— BEGIN —

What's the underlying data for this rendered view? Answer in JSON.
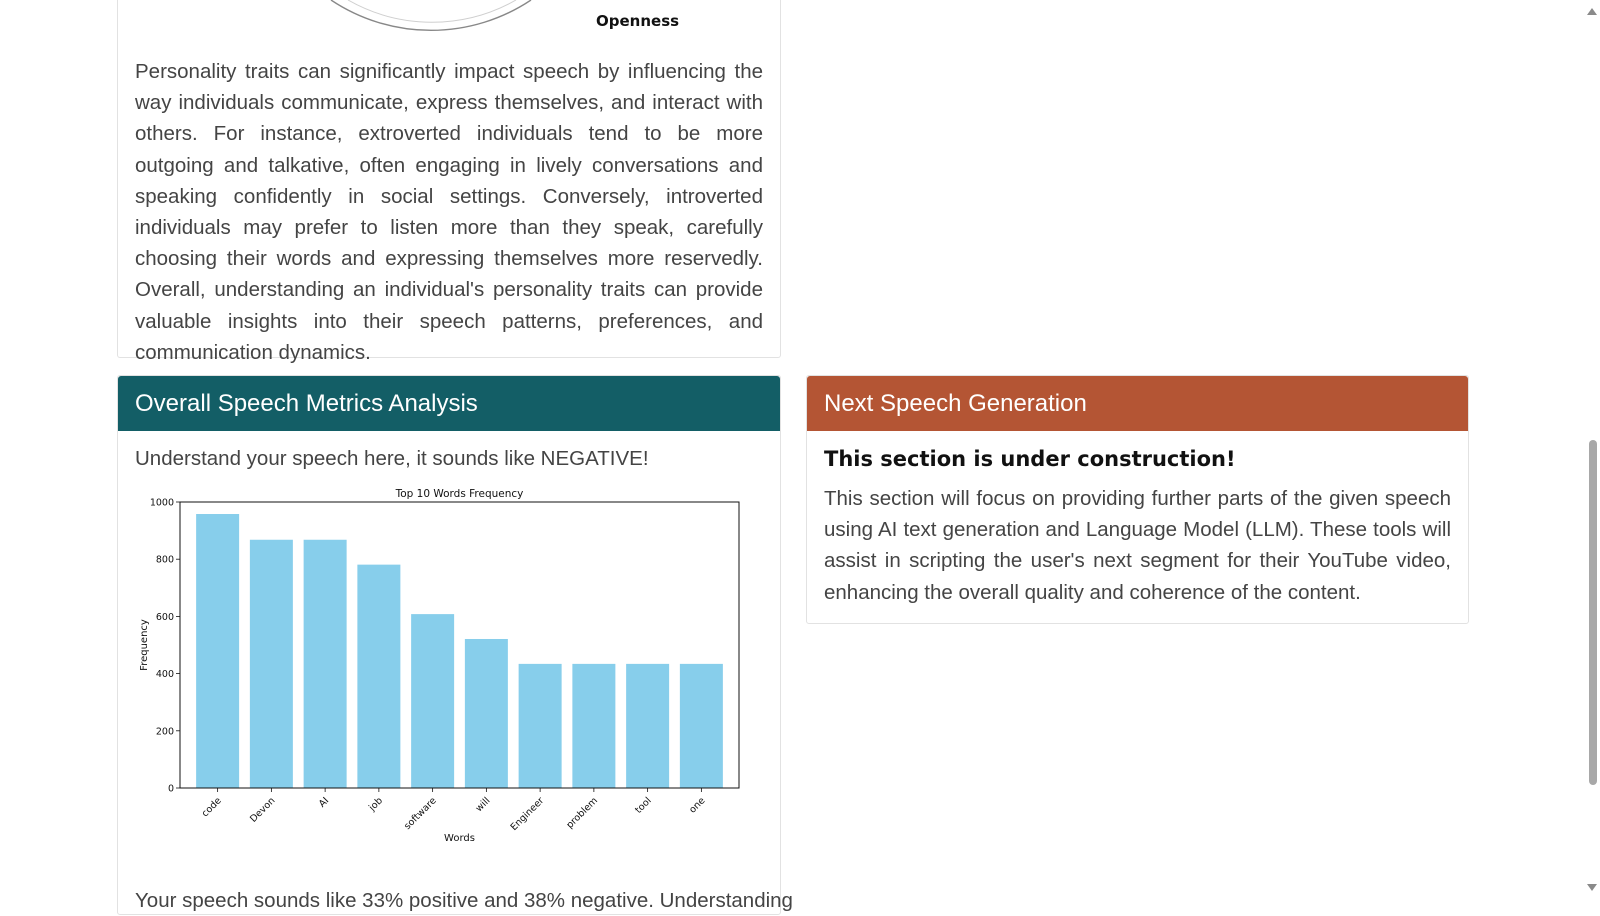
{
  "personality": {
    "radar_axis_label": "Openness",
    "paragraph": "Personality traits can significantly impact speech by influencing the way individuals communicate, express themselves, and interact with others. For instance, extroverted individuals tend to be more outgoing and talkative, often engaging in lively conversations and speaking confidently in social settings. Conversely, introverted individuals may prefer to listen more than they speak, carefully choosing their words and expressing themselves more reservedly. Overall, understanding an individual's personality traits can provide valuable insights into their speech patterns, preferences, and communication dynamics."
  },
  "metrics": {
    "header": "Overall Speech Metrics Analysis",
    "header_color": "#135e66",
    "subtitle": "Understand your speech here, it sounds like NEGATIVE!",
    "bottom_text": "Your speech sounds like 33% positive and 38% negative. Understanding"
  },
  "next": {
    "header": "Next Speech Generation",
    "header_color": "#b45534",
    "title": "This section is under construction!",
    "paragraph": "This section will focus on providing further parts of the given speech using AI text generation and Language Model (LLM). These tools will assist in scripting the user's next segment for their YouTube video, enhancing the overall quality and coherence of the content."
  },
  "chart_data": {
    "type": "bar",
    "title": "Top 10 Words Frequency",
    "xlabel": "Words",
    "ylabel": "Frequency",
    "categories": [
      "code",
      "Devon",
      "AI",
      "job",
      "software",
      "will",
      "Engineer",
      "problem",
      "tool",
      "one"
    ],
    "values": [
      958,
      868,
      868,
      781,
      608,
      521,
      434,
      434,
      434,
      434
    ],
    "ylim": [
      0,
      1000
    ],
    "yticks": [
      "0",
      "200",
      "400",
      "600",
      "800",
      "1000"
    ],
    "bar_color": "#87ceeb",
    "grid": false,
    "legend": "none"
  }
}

— END —
— BEGIN —

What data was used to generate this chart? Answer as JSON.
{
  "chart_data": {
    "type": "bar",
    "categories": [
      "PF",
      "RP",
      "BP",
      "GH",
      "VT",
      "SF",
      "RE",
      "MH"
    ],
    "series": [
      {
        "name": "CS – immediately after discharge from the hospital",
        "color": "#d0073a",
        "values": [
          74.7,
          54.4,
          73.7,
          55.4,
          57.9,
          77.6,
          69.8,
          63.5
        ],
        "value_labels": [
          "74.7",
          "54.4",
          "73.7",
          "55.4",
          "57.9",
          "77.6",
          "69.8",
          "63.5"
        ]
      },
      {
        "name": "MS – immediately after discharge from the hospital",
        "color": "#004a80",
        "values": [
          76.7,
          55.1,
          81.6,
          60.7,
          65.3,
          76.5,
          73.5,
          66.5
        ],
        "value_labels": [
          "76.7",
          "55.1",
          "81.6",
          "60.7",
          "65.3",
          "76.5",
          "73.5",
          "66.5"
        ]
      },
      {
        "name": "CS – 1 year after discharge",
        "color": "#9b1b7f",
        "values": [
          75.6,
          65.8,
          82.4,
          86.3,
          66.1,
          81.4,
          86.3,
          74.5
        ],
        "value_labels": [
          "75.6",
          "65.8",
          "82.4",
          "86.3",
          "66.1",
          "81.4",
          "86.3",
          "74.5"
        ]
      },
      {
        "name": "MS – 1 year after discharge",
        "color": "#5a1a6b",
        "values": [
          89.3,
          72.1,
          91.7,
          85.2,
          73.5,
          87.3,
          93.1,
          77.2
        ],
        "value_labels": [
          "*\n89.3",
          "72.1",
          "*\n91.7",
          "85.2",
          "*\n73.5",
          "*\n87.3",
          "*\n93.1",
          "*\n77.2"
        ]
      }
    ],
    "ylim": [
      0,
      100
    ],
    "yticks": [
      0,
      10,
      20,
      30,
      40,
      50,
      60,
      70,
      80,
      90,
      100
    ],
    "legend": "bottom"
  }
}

— END —

#### STATED EXERCISE
Look through the entries and work out how many lines have the word "personality" in them; reply with that number only.

#### ANSWER TO THIS TASK
2